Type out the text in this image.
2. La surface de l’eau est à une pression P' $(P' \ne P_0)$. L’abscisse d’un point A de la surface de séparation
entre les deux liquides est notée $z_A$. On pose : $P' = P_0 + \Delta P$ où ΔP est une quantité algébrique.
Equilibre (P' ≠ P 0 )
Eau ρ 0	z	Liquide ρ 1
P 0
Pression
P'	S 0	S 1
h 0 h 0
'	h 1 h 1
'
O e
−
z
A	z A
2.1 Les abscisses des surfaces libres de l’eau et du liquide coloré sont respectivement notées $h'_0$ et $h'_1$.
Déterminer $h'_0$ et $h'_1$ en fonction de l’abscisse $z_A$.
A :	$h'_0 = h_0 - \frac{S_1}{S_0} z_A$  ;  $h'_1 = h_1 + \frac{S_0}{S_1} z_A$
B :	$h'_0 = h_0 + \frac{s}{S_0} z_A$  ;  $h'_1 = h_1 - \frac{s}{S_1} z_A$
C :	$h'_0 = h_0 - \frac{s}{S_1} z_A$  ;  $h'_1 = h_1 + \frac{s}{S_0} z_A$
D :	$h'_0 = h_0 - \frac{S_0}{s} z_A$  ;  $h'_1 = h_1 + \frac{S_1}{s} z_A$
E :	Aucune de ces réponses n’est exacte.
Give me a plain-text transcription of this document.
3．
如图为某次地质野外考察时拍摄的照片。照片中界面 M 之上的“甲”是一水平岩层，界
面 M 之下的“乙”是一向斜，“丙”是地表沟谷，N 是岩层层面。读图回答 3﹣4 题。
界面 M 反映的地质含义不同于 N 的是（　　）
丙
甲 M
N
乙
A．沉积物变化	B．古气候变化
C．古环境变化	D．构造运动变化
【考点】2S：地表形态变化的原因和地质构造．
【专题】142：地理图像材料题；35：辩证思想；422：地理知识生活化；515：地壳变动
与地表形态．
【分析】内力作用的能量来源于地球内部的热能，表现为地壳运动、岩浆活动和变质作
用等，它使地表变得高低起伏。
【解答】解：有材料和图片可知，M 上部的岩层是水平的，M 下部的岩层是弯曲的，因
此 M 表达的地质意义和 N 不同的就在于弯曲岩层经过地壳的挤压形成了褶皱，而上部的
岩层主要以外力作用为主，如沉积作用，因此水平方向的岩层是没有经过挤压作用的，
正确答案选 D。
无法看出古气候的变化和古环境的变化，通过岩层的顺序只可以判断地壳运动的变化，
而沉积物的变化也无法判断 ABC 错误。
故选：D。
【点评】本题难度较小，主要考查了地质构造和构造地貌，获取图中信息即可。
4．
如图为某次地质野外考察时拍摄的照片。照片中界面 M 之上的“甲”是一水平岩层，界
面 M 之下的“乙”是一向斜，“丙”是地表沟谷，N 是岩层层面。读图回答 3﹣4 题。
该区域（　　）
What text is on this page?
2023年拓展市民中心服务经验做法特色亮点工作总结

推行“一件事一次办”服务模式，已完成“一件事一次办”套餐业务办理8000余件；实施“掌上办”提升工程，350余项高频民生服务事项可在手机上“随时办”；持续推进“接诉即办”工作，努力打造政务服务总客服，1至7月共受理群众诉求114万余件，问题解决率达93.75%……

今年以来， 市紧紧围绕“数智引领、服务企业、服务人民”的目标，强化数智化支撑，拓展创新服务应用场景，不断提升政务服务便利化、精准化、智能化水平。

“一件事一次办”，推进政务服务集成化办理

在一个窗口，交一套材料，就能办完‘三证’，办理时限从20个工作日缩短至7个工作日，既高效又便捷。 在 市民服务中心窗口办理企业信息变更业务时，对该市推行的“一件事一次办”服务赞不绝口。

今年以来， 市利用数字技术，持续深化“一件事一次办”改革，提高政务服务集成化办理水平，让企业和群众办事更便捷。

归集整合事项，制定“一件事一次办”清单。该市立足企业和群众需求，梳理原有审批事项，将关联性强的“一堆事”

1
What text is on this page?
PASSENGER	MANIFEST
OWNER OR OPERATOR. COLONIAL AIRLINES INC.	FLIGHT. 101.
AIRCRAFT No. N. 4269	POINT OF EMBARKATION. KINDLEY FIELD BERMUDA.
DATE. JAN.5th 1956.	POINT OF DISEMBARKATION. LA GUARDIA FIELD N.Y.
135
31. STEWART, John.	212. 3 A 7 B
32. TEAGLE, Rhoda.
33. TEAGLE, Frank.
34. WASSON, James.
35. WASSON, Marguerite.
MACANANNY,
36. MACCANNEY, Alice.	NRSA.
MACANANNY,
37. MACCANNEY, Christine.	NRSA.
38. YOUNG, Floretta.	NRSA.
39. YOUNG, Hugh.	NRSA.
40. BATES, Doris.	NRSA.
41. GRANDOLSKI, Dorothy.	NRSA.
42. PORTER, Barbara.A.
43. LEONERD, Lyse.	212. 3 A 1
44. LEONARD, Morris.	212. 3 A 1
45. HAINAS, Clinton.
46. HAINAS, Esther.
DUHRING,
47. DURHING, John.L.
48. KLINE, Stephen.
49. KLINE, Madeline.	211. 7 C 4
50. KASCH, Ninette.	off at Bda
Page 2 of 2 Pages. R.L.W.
=======
- **SET TASK**
Pull out every line containing "NRSA".

- **TASK SOLUTION**
36. MACCANNEY, Alice.	NRSA.
37. MACCANNEY, Christine.	NRSA.
38. YOUNG, Floretta.	NRSA.
39. YOUNG, Hugh.	NRSA.
40. BATES, Doris.	NRSA.
41. GRANDOLSKI, Dorothy.	NRSA.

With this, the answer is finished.